▶ [Given records]
——

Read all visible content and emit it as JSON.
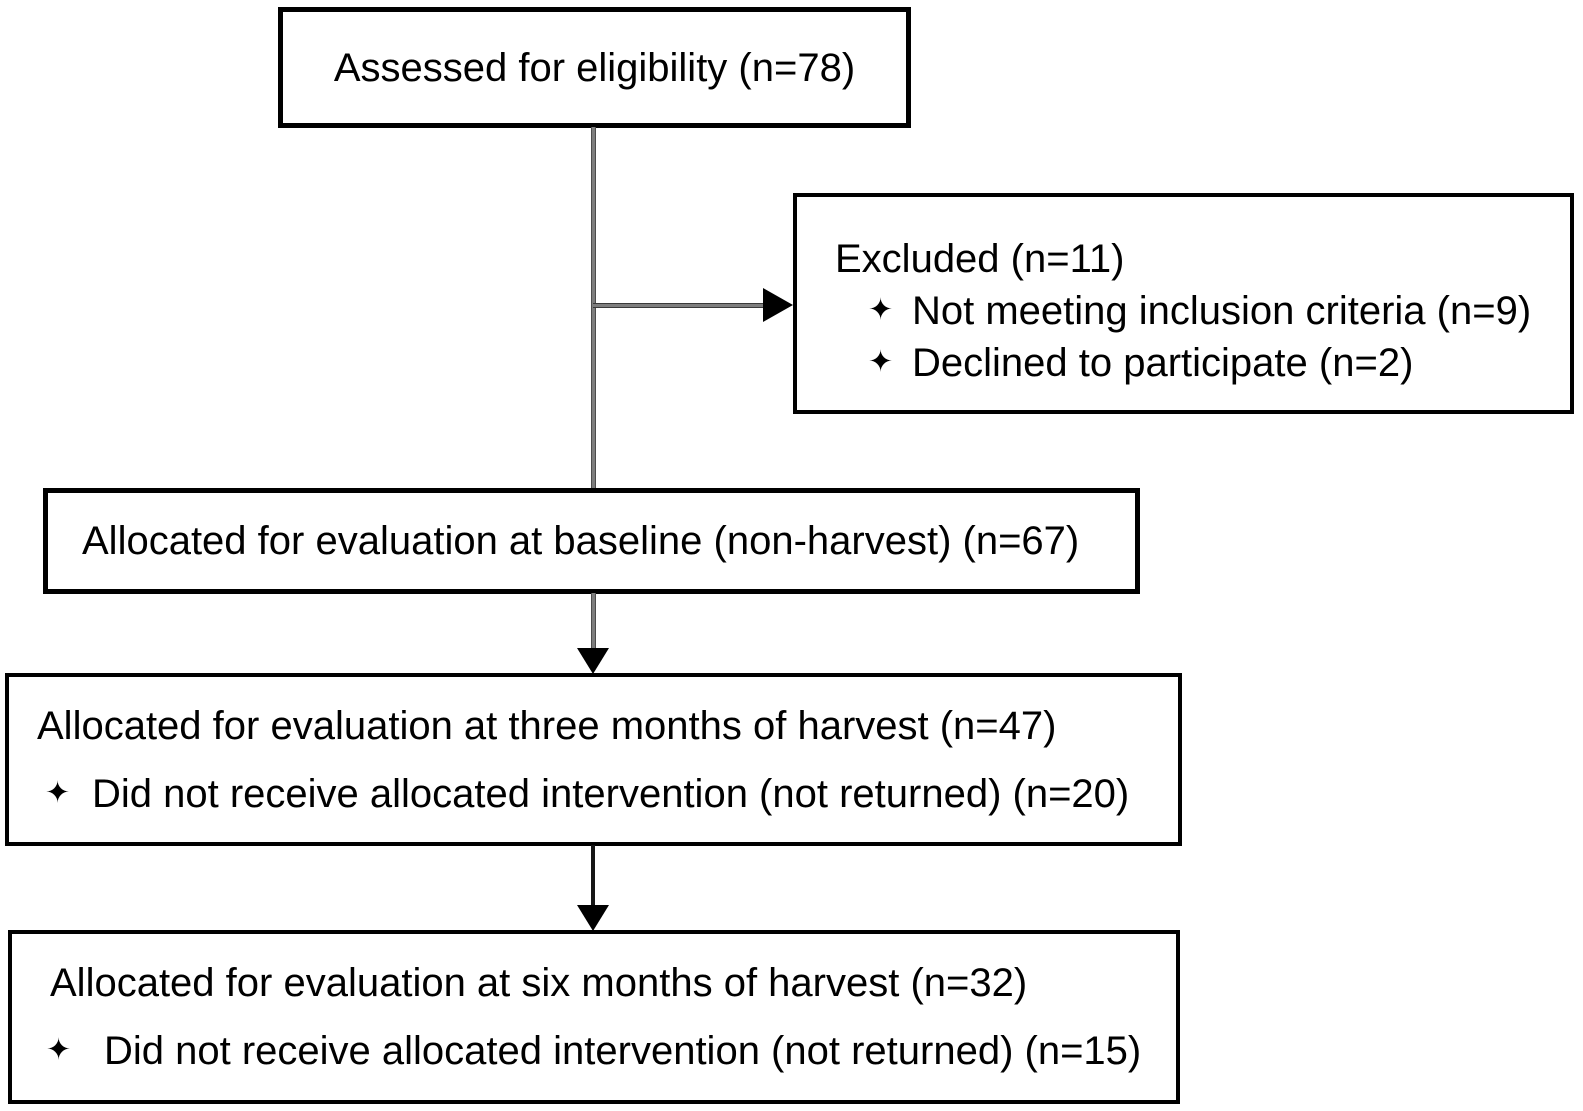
{
  "diagram": {
    "type": "consort-participant-flowchart",
    "bullet_icon": "✦",
    "colors": {
      "background": "#ffffff",
      "box_border": "#000000",
      "text": "#000000",
      "connector_gray": "#7e7e7e",
      "connector_black": "#161616",
      "arrowhead": "#000000"
    },
    "boxes": {
      "assessed": {
        "text": "Assessed for eligibility (n=78)"
      },
      "excluded": {
        "title": "Excluded (n=11)",
        "items": [
          "Not meeting inclusion criteria (n=9)",
          "Declined to participate (n=2)"
        ]
      },
      "baseline": {
        "text": "Allocated for evaluation at baseline (non-harvest) (n=67)"
      },
      "three_months": {
        "title": "Allocated for evaluation at three months of harvest (n=47)",
        "items": [
          "Did not receive allocated intervention (not returned) (n=20)"
        ]
      },
      "six_months": {
        "title": "Allocated for evaluation at six months of harvest (n=32)",
        "items": [
          "Did not receive allocated intervention (not returned) (n=15)"
        ]
      }
    }
  }
}
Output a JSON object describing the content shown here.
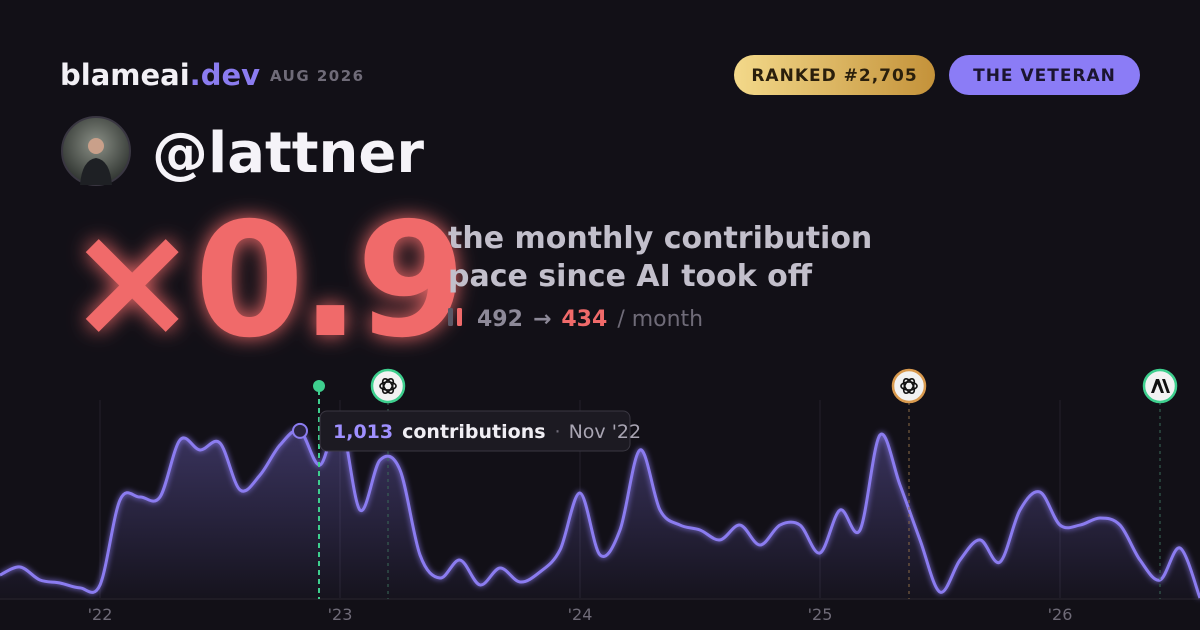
{
  "header": {
    "brand": "blameai",
    "brand_tld": ".dev",
    "period": "AUG 2026",
    "rank_badge": "RANKED #2,705",
    "title_badge": "THE VETERAN",
    "handle": "@lattner"
  },
  "headline": {
    "multiplier": "×0.9",
    "line1": "the monthly contribution",
    "line2": "pace since AI took off",
    "before": "492",
    "arrow": "→",
    "after": "434",
    "unit": "/ month"
  },
  "chart_data": {
    "type": "area",
    "categories": [
      null,
      null,
      null,
      null,
      null,
      "'22",
      null,
      null,
      null,
      null,
      null,
      null,
      null,
      null,
      null,
      null,
      null,
      "'23",
      null,
      null,
      null,
      null,
      null,
      null,
      null,
      null,
      null,
      null,
      null,
      "'24",
      null,
      null,
      null,
      null,
      null,
      null,
      null,
      null,
      null,
      null,
      null,
      "'25",
      null,
      null,
      null,
      null,
      null,
      null,
      null,
      null,
      null,
      null,
      null,
      "'26",
      null,
      null,
      null,
      null,
      null,
      null,
      null
    ],
    "values": [
      139,
      188,
      109,
      91,
      61,
      79,
      594,
      612,
      612,
      958,
      897,
      939,
      655,
      745,
      927,
      1013,
      806,
      1079,
      533,
      836,
      776,
      261,
      121,
      230,
      79,
      182,
      97,
      158,
      291,
      636,
      261,
      412,
      897,
      533,
      442,
      412,
      352,
      442,
      321,
      442,
      442,
      273,
      533,
      412,
      988,
      685,
      352,
      36,
      230,
      352,
      218,
      533,
      642,
      442,
      442,
      485,
      442,
      230,
      109,
      303,
      0
    ],
    "color": "#8b7cf0",
    "ylim": [
      0,
      1200
    ],
    "tooltip": {
      "value": "1,013",
      "label": "contributions",
      "separator": "·",
      "date": "Nov '22"
    }
  }
}
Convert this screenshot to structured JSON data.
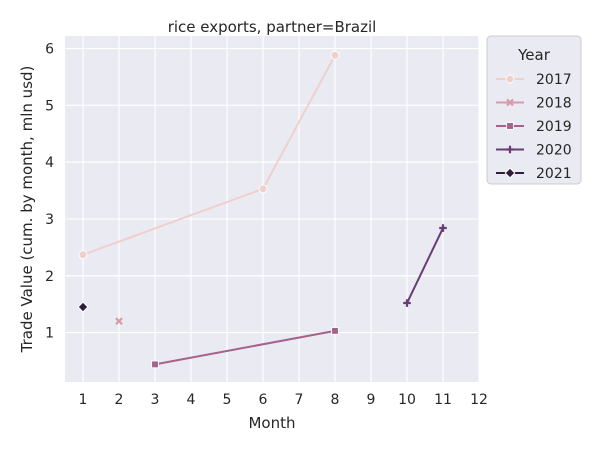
{
  "chart_data": {
    "type": "line",
    "title": "rice exports, partner=Brazil",
    "xlabel": "Month",
    "ylabel": "Trade Value (cum. by month, mln usd)",
    "xlim": [
      0.5,
      12
    ],
    "ylim": [
      0.13,
      6.22
    ],
    "xticks": [
      1,
      2,
      3,
      4,
      5,
      6,
      7,
      8,
      9,
      10,
      11,
      12
    ],
    "yticks": [
      1,
      2,
      3,
      4,
      5,
      6
    ],
    "grid": true,
    "background": "#eaeaf2",
    "legend": {
      "title": "Year",
      "placement": "outside-top-right"
    },
    "series": [
      {
        "name": "2017",
        "color": "#efd0cd",
        "marker": "circle",
        "x": [
          1,
          6,
          8
        ],
        "y": [
          2.37,
          3.53,
          5.88
        ]
      },
      {
        "name": "2018",
        "color": "#d89aaa",
        "marker": "x",
        "x": [
          2
        ],
        "y": [
          1.2
        ]
      },
      {
        "name": "2019",
        "color": "#a5628c",
        "marker": "square",
        "x": [
          3,
          8
        ],
        "y": [
          0.44,
          1.03
        ]
      },
      {
        "name": "2020",
        "color": "#683d73",
        "marker": "plus",
        "x": [
          10,
          11
        ],
        "y": [
          1.52,
          2.84
        ]
      },
      {
        "name": "2021",
        "color": "#2e1e3b",
        "marker": "diamond",
        "x": [
          1
        ],
        "y": [
          1.45
        ]
      }
    ]
  }
}
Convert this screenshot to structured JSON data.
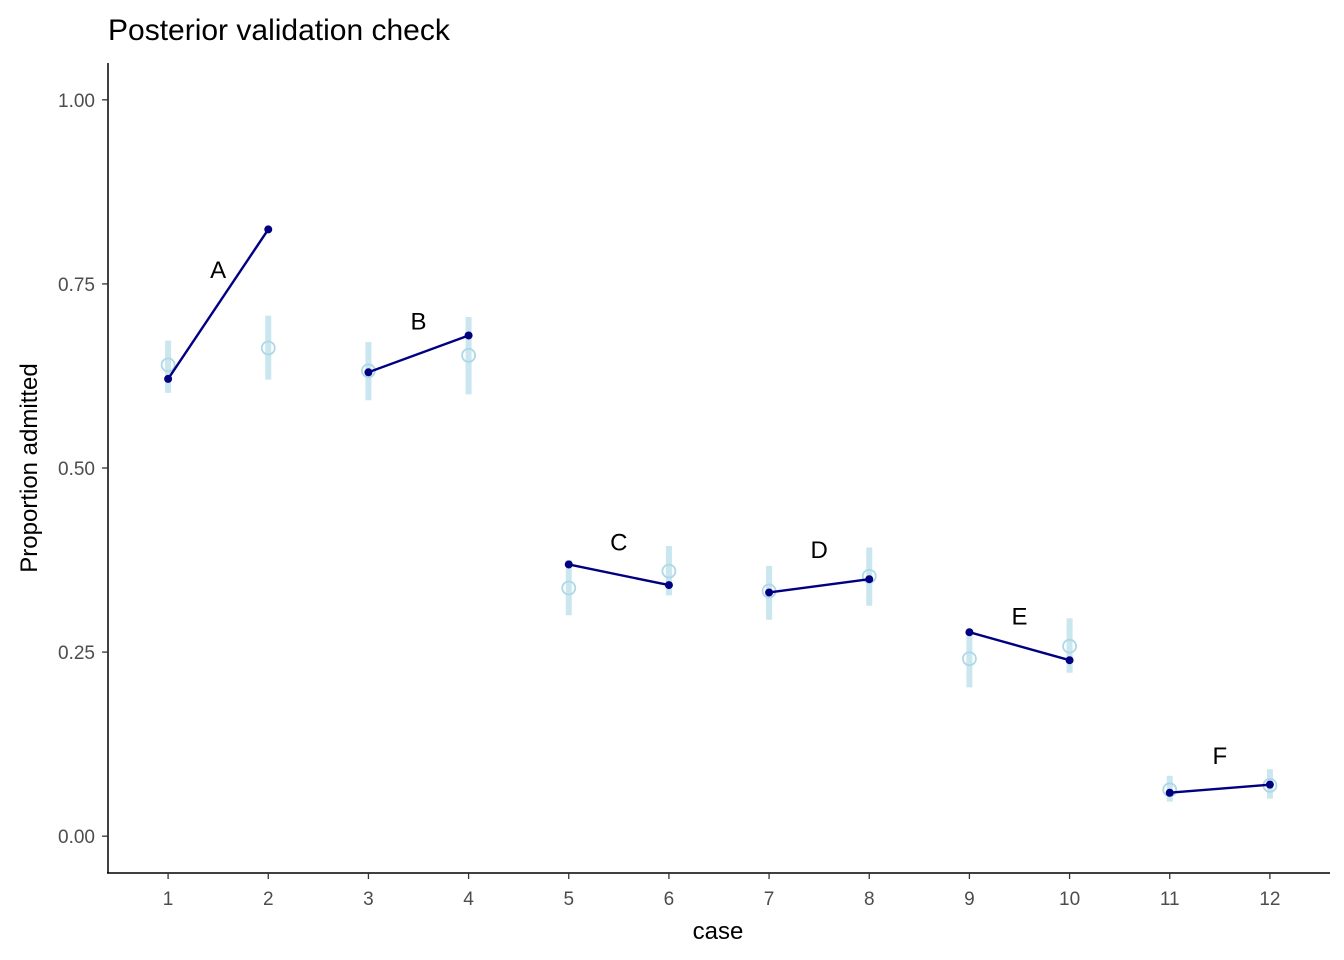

——

▶ [Stated task] Write the full listing out again with every line unchanged, but include no pictures.

▶ [Response to the task]
Read all visible content and emit it as JSON.
{
  "diagram": {
    "type": "consort-participant-flowchart",
    "bullet_icon": "✦",
    "colors": {
      "background": "#ffffff",
      "box_border": "#000000",
      "text": "#000000",
      "connector_gray": "#7e7e7e",
      "connector_black": "#161616",
      "arrowhead": "#000000"
    },
    "boxes": {
      "assessed": {
        "text": "Assessed for eligibility (n=78)"
      },
      "excluded": {
        "title": "Excluded (n=11)",
        "items": [
          "Not meeting inclusion criteria (n=9)",
          "Declined to participate (n=2)"
        ]
      },
      "baseline": {
        "text": "Allocated for evaluation at baseline (non-harvest) (n=67)"
      },
      "three_months": {
        "title": "Allocated for evaluation at three months of harvest (n=47)",
        "items": [
          "Did not receive allocated intervention (not returned) (n=20)"
        ]
      },
      "six_months": {
        "title": "Allocated for evaluation at six months of harvest (n=32)",
        "items": [
          "Did not receive allocated intervention (not returned) (n=15)"
        ]
      }
    }
  }
}
Output a JSON object describing the content shown here.
{
  "header": {
    "brand": "blameai",
    "brand_tld": ".dev",
    "period": "AUG 2026",
    "rank_badge": "RANKED #2,705",
    "title_badge": "THE VETERAN",
    "handle": "@lattner"
  },
  "headline": {
    "multiplier": "×0.9",
    "line1": "the monthly contribution",
    "line2": "pace since AI took off",
    "before": "492",
    "arrow": "→",
    "after": "434",
    "unit": "/ month"
  },
  "chart_data": {
    "type": "area",
    "categories": [
      null,
      null,
      null,
      null,
      null,
      "'22",
      null,
      null,
      null,
      null,
      null,
      null,
      null,
      null,
      null,
      null,
      null,
      "'23",
      null,
      null,
      null,
      null,
      null,
      null,
      null,
      null,
      null,
      null,
      null,
      "'24",
      null,
      null,
      null,
      null,
      null,
      null,
      null,
      null,
      null,
      null,
      null,
      "'25",
      null,
      null,
      null,
      null,
      null,
      null,
      null,
      null,
      null,
      null,
      null,
      "'26",
      null,
      null,
      null,
      null,
      null,
      null,
      null
    ],
    "values": [
      139,
      188,
      109,
      91,
      61,
      79,
      594,
      612,
      612,
      958,
      897,
      939,
      655,
      745,
      927,
      1013,
      806,
      1079,
      533,
      836,
      776,
      261,
      121,
      230,
      79,
      182,
      97,
      158,
      291,
      636,
      261,
      412,
      897,
      533,
      442,
      412,
      352,
      442,
      321,
      442,
      442,
      273,
      533,
      412,
      988,
      685,
      352,
      36,
      230,
      352,
      218,
      533,
      642,
      442,
      442,
      485,
      442,
      230,
      109,
      303,
      0
    ],
    "color": "#8b7cf0",
    "ylim": [
      0,
      1200
    ],
    "tooltip": {
      "value": "1,013",
      "label": "contributions",
      "separator": "·",
      "date": "Nov '22"
    }
  }
}
Convert this screenshot to structured JSON data.
{
  "chart_data": {
    "type": "line",
    "title": "rice exports, partner=Brazil",
    "xlabel": "Month",
    "ylabel": "Trade Value (cum. by month, mln usd)",
    "xlim": [
      0.5,
      12
    ],
    "ylim": [
      0.13,
      6.22
    ],
    "xticks": [
      1,
      2,
      3,
      4,
      5,
      6,
      7,
      8,
      9,
      10,
      11,
      12
    ],
    "yticks": [
      1,
      2,
      3,
      4,
      5,
      6
    ],
    "grid": true,
    "background": "#eaeaf2",
    "legend": {
      "title": "Year",
      "placement": "outside-top-right"
    },
    "series": [
      {
        "name": "2017",
        "color": "#efd0cd",
        "marker": "circle",
        "x": [
          1,
          6,
          8
        ],
        "y": [
          2.37,
          3.53,
          5.88
        ]
      },
      {
        "name": "2018",
        "color": "#d89aaa",
        "marker": "x",
        "x": [
          2
        ],
        "y": [
          1.2
        ]
      },
      {
        "name": "2019",
        "color": "#a5628c",
        "marker": "square",
        "x": [
          3,
          8
        ],
        "y": [
          0.44,
          1.03
        ]
      },
      {
        "name": "2020",
        "color": "#683d73",
        "marker": "plus",
        "x": [
          10,
          11
        ],
        "y": [
          1.52,
          2.84
        ]
      },
      {
        "name": "2021",
        "color": "#2e1e3b",
        "marker": "diamond",
        "x": [
          1
        ],
        "y": [
          1.45
        ]
      }
    ]
  }
}
Convert this screenshot to structured JSON data.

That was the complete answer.